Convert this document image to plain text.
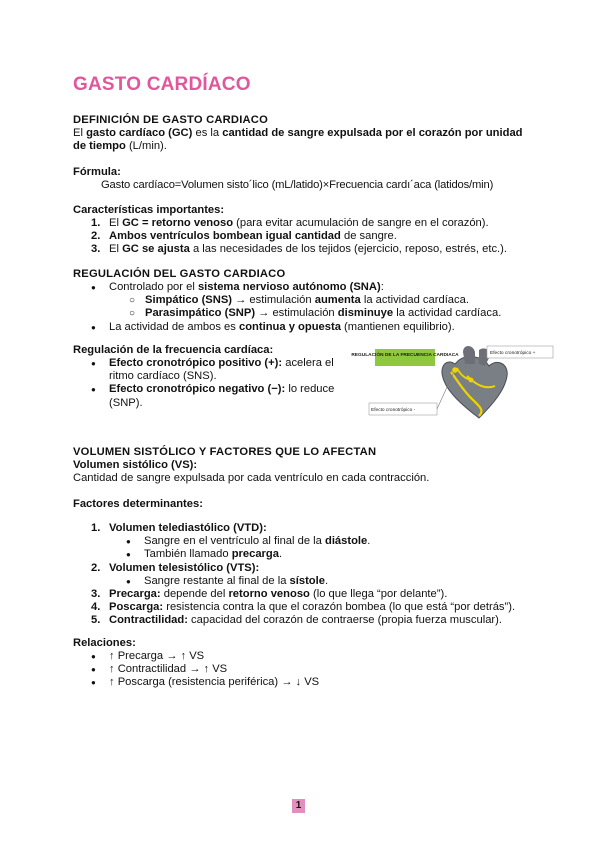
GASTO CARDÍACO
DEFINICIÓN DE GASTO CARDIACO
El gasto cardíaco (GC) es la cantidad de sangre expulsada por el corazón por unidad
de tiempo (L/min).
Fórmula:
Gasto cardíaco=Volumen sisto´lico (mL/latido)×Frecuencia cardı´aca (latidos/min)
Características importantes:
1. El GC = retorno venoso (para evitar acumulación de sangre en el corazón).
2. Ambos ventrículos bombean igual cantidad de sangre.
3. El GC se ajusta a las necesidades de los tejidos (ejercicio, reposo, estrés, etc.).
REGULACIÓN DEL GASTO CARDIACO
● Controlado por el sistema nervioso autónomo (SNA):
○ Simpático (SNS) → estimulación aumenta la actividad cardíaca.
○ Parasimpático (SNP) → estimulación disminuye la actividad cardíaca.
● La actividad de ambos es continua y opuesta (mantienen equilibrio).
Regulación de la frecuencia cardíaca:
● Efecto cronotrópico positivo (+): acelera el
ritmo cardíaco (SNS).
● Efecto cronotrópico negativo (−): lo reduce
(SNP).
REGULACIÓN DE LA FRECUENCIA CARDIACA	Efecto cronotrópico +
Efecto cronotrópico -
VOLUMEN SISTÓLICO Y FACTORES QUE LO AFECTAN
Volumen sistólico (VS):
Cantidad de sangre expulsada por cada ventrículo en cada contracción.
Factores determinantes:
1. Volumen telediastólico (VTD):
● Sangre en el ventrículo al final de la diástole.
● También llamado precarga.
2. Volumen telesistólico (VTS):
● Sangre restante al final de la sístole.
3. Precarga: depende del retorno venoso (lo que llega “por delante”).
4. Poscarga: resistencia contra la que el corazón bombea (lo que está “por detrás”).
5. Contractilidad: capacidad del corazón de contraerse (propia fuerza muscular).
Relaciones:
● ↑ Precarga → ↑ VS
● ↑ Contractilidad → ↑ VS
● ↑ Poscarga (resistencia periférica) → ↓ VS
1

* * * * *

● What you have to do
Go through the listing above and quote it exactly, apart from its images.

● The answer
Convert this document image to plain text.
GASTO CARDÍACO
DEFINICIÓN DE GASTO CARDIACO
El gasto cardíaco (GC) es la cantidad de sangre expulsada por el corazón por unidad
de tiempo (L/min).
Fórmula:
Gasto cardíaco=Volumen sisto´lico (mL/latido)×Frecuencia cardı´aca (latidos/min)
Características importantes:
1. El GC = retorno venoso (para evitar acumulación de sangre en el corazón).
2. Ambos ventrículos bombean igual cantidad de sangre.
3. El GC se ajusta a las necesidades de los tejidos (ejercicio, reposo, estrés, etc.).
REGULACIÓN DEL GASTO CARDIACO
● Controlado por el sistema nervioso autónomo (SNA):
○ Simpático (SNS) → estimulación aumenta la actividad cardíaca.
○ Parasimpático (SNP) → estimulación disminuye la actividad cardíaca.
● La actividad de ambos es continua y opuesta (mantienen equilibrio).
Regulación de la frecuencia cardíaca:
● Efecto cronotrópico positivo (+): acelera el
ritmo cardíaco (SNS).
● Efecto cronotrópico negativo (−): lo reduce
(SNP).
REGULACIÓN DE LA FRECUENCIA CARDIACA	Efecto cronotrópico +
Efecto cronotrópico -
VOLUMEN SISTÓLICO Y FACTORES QUE LO AFECTAN
Volumen sistólico (VS):
Cantidad de sangre expulsada por cada ventrículo en cada contracción.
Factores determinantes:
1. Volumen telediastólico (VTD):
● Sangre en el ventrículo al final de la diástole.
● También llamado precarga.
2. Volumen telesistólico (VTS):
● Sangre restante al final de la sístole.
3. Precarga: depende del retorno venoso (lo que llega “por delante”).
4. Poscarga: resistencia contra la que el corazón bombea (lo que está “por detrás”).
5. Contractilidad: capacidad del corazón de contraerse (propia fuerza muscular).
Relaciones:
● ↑ Precarga → ↑ VS
● ↑ Contractilidad → ↑ VS
● ↑ Poscarga (resistencia periférica) → ↓ VS
1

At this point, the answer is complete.